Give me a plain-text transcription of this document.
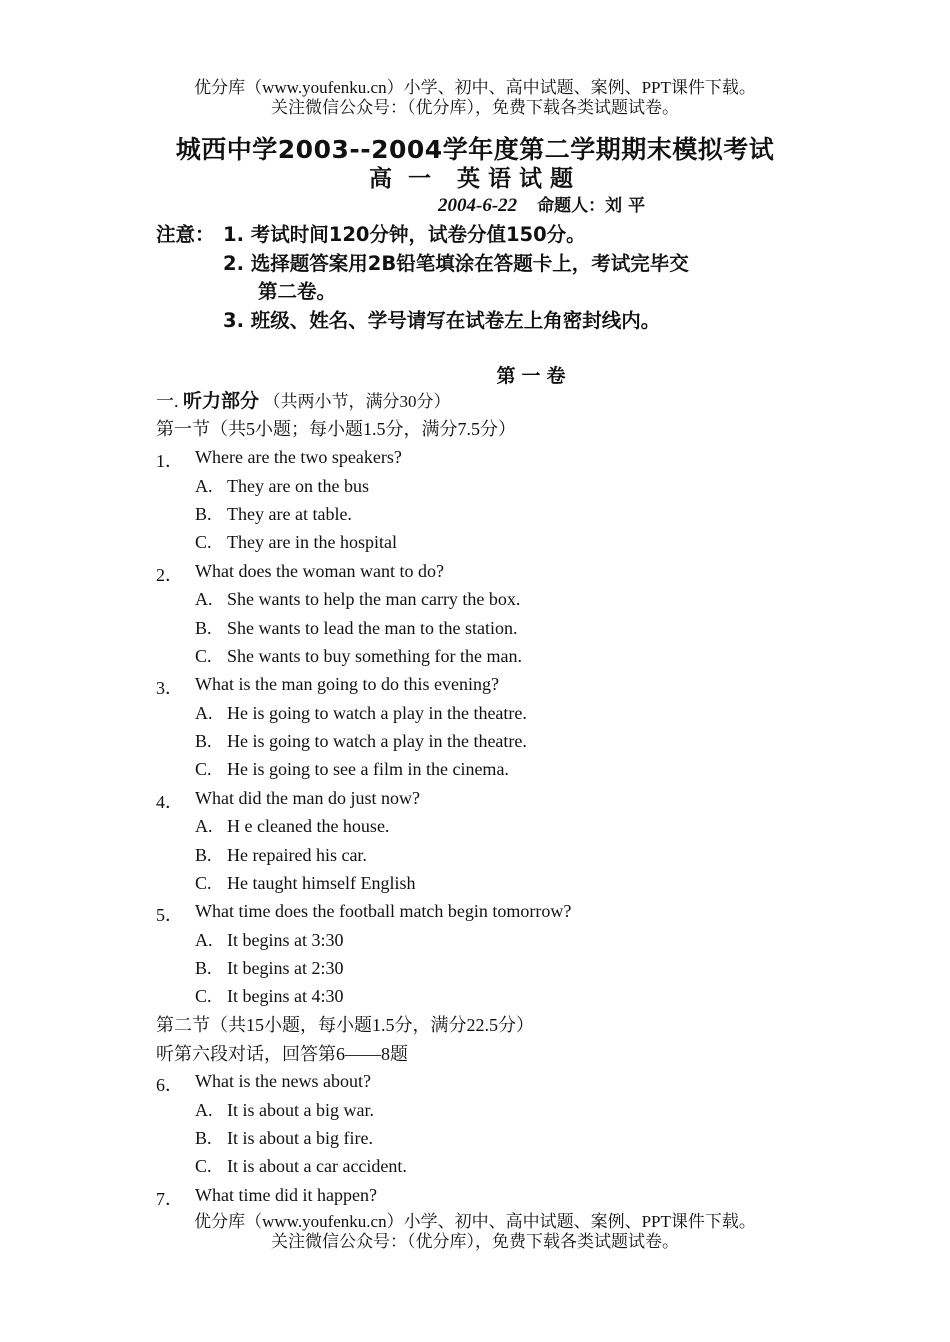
优分库（www.youfenku.cn）小学、初中、高中试题、案例、PPT课件下载。
关注微信公众号：（优分库），免费下载各类试题试卷。
城西中学2003--2004学年度第二学期期末模拟考试
高  一 英语试题
2004-6-22 命题人：刘 平
注意： 1. 考试时间120分钟，试卷分值150分。
2. 选择题答案用2B铅笔填涂在答题卡上，考试完毕交
第二卷。
3. 班级、姓名、学号请写在试卷左上角密封线内。
第一卷
一. 听力部分 （共两小节，满分30分）
第一节（共5小题；每小题1.5分，满分7.5分）
1． Where are the two speakers?
A. They are on the bus
B. They are at table.
C. They are in the hospital
2． What does the woman want to do?
A. She wants to help the man carry the box.
B. She wants to lead the man to the station.
C. She wants to buy something for the man.
3． What is the man going to do this evening?
A. He is going to watch a play in the theatre.
B. He is going to watch a play in the theatre.
C. He is going to see a film in the cinema.
4． What did the man do just now?
A. H e cleaned the house.
B. He repaired his car.
C. He taught himself English
5． What time does the football match begin tomorrow?
A. It begins at 3:30
B. It begins at 2:30
C. It begins at 4:30
第二节（共15小题，每小题1.5分，满分22.5分）
听第六段对话，回答第6——8题
6． What is the news about?
A. It is about a big war.
B. It is about a big fire.
C. It is about a car accident.
7． What time did it happen?
优分库（www.youfenku.cn）小学、初中、高中试题、案例、PPT课件下载。
关注微信公众号：（优分库），免费下载各类试题试卷。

- **EXERCISE PROMPT**
Show all lines in the entries above where the word "begins" appears.

- **ANSWER FOR THE TASK**
A. It begins at 3:30
B. It begins at 2:30
C. It begins at 4:30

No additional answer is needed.